Data excerpts:
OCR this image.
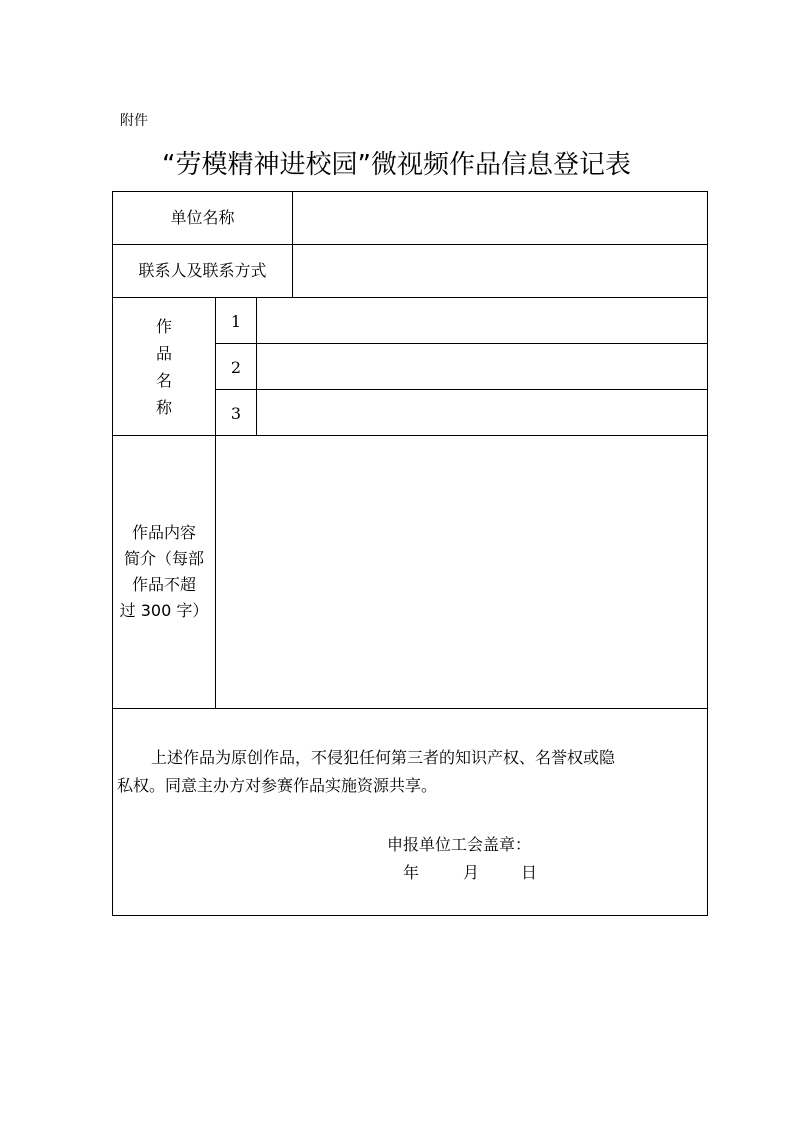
附件
“劳模精神进校园”微视频作品信息登记表
单位名称
联系人及联系方式
作
品
名
称
1
2
3
作品内容
简介（每部
作品不超
过 300 字）
上述作品为原创作品，不侵犯任何第三者的知识产权、名誉权或隐
私权。同意主办方对参赛作品实施资源共享。
申报单位工会盖章：
年	月	日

Directions: Generate a word-for-word copy of the preceding records, excluding all pictures.

Written answer:
OCR this image.
附件
“劳模精神进校园”微视频作品信息登记表
单位名称
联系人及联系方式
作
品
名
称
1
2
3
作品内容
简介（每部
作品不超
过 300 字）
上述作品为原创作品，不侵犯任何第三者的知识产权、名誉权或隐
私权。同意主办方对参赛作品实施资源共享。
申报单位工会盖章：
年	月	日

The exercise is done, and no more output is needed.